— Task input —

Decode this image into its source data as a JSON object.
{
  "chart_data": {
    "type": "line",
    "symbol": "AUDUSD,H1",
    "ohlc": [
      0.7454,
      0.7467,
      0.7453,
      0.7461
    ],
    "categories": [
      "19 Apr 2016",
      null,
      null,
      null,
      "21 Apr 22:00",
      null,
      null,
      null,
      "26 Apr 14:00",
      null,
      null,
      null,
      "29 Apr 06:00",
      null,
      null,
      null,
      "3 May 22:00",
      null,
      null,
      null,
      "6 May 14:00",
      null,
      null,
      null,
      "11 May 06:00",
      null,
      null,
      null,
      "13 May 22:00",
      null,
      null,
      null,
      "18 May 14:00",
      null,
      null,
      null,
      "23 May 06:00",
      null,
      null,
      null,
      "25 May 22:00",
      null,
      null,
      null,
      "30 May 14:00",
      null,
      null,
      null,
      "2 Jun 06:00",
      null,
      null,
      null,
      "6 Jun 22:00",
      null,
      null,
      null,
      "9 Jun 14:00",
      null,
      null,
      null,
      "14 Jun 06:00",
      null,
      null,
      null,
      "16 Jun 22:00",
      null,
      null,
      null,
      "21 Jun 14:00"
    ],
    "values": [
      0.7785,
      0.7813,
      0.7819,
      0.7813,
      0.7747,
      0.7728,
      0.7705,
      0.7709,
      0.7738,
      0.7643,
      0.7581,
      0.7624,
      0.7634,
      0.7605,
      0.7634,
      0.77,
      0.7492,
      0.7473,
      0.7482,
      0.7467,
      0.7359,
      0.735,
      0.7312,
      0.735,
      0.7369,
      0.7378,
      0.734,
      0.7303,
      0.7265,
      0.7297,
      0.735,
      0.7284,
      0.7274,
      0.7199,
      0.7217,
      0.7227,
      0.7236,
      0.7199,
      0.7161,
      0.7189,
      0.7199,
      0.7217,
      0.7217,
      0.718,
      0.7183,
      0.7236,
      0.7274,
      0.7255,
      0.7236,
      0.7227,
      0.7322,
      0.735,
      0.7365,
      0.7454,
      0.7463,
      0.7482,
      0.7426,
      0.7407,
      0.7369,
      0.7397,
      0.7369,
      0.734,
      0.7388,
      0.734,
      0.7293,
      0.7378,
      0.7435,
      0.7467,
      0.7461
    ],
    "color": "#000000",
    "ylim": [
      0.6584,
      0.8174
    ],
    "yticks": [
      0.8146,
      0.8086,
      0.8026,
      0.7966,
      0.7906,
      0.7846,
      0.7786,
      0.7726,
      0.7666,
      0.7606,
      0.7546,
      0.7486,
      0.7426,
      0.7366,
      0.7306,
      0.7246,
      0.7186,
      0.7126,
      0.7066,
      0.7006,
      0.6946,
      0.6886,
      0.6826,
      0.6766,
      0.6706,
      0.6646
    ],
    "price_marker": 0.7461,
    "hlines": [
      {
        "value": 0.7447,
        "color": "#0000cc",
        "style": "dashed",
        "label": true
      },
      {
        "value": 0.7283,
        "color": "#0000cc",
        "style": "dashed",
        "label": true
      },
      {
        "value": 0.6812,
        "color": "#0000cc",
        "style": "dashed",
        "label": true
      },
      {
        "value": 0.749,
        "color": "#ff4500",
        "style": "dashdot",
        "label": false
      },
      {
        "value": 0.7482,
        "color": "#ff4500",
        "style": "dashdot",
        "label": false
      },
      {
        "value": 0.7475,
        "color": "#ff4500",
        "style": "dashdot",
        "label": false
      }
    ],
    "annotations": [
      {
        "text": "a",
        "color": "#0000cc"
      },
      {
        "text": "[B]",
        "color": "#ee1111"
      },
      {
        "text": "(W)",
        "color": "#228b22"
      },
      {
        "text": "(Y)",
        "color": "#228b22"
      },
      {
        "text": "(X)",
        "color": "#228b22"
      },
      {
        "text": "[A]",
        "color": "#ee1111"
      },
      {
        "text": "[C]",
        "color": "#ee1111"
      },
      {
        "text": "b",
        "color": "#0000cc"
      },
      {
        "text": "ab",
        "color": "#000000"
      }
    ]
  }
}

— Aim of the exercise —
Produce an exact copy of every entry above.

— Task solution —
Decode this image into its source data as a JSON object.
{
  "chart_data": {
    "type": "line",
    "symbol": "AUDUSD,H1",
    "ohlc": [
      0.7454,
      0.7467,
      0.7453,
      0.7461
    ],
    "categories": [
      "19 Apr 2016",
      null,
      null,
      null,
      "21 Apr 22:00",
      null,
      null,
      null,
      "26 Apr 14:00",
      null,
      null,
      null,
      "29 Apr 06:00",
      null,
      null,
      null,
      "3 May 22:00",
      null,
      null,
      null,
      "6 May 14:00",
      null,
      null,
      null,
      "11 May 06:00",
      null,
      null,
      null,
      "13 May 22:00",
      null,
      null,
      null,
      "18 May 14:00",
      null,
      null,
      null,
      "23 May 06:00",
      null,
      null,
      null,
      "25 May 22:00",
      null,
      null,
      null,
      "30 May 14:00",
      null,
      null,
      null,
      "2 Jun 06:00",
      null,
      null,
      null,
      "6 Jun 22:00",
      null,
      null,
      null,
      "9 Jun 14:00",
      null,
      null,
      null,
      "14 Jun 06:00",
      null,
      null,
      null,
      "16 Jun 22:00",
      null,
      null,
      null,
      "21 Jun 14:00"
    ],
    "values": [
      0.7785,
      0.7813,
      0.7819,
      0.7813,
      0.7747,
      0.7728,
      0.7705,
      0.7709,
      0.7738,
      0.7643,
      0.7581,
      0.7624,
      0.7634,
      0.7605,
      0.7634,
      0.77,
      0.7492,
      0.7473,
      0.7482,
      0.7467,
      0.7359,
      0.735,
      0.7312,
      0.735,
      0.7369,
      0.7378,
      0.734,
      0.7303,
      0.7265,
      0.7297,
      0.735,
      0.7284,
      0.7274,
      0.7199,
      0.7217,
      0.7227,
      0.7236,
      0.7199,
      0.7161,
      0.7189,
      0.7199,
      0.7217,
      0.7217,
      0.718,
      0.7183,
      0.7236,
      0.7274,
      0.7255,
      0.7236,
      0.7227,
      0.7322,
      0.735,
      0.7365,
      0.7454,
      0.7463,
      0.7482,
      0.7426,
      0.7407,
      0.7369,
      0.7397,
      0.7369,
      0.734,
      0.7388,
      0.734,
      0.7293,
      0.7378,
      0.7435,
      0.7467,
      0.7461
    ],
    "color": "#000000",
    "ylim": [
      0.6584,
      0.8174
    ],
    "yticks": [
      0.8146,
      0.8086,
      0.8026,
      0.7966,
      0.7906,
      0.7846,
      0.7786,
      0.7726,
      0.7666,
      0.7606,
      0.7546,
      0.7486,
      0.7426,
      0.7366,
      0.7306,
      0.7246,
      0.7186,
      0.7126,
      0.7066,
      0.7006,
      0.6946,
      0.6886,
      0.6826,
      0.6766,
      0.6706,
      0.6646
    ],
    "price_marker": 0.7461,
    "hlines": [
      {
        "value": 0.7447,
        "color": "#0000cc",
        "style": "dashed",
        "label": true
      },
      {
        "value": 0.7283,
        "color": "#0000cc",
        "style": "dashed",
        "label": true
      },
      {
        "value": 0.6812,
        "color": "#0000cc",
        "style": "dashed",
        "label": true
      },
      {
        "value": 0.749,
        "color": "#ff4500",
        "style": "dashdot",
        "label": false
      },
      {
        "value": 0.7482,
        "color": "#ff4500",
        "style": "dashdot",
        "label": false
      },
      {
        "value": 0.7475,
        "color": "#ff4500",
        "style": "dashdot",
        "label": false
      }
    ],
    "annotations": [
      {
        "text": "a",
        "color": "#0000cc"
      },
      {
        "text": "[B]",
        "color": "#ee1111"
      },
      {
        "text": "(W)",
        "color": "#228b22"
      },
      {
        "text": "(Y)",
        "color": "#228b22"
      },
      {
        "text": "(X)",
        "color": "#228b22"
      },
      {
        "text": "[A]",
        "color": "#ee1111"
      },
      {
        "text": "[C]",
        "color": "#ee1111"
      },
      {
        "text": "b",
        "color": "#0000cc"
      },
      {
        "text": "ab",
        "color": "#000000"
      }
    ]
  }
}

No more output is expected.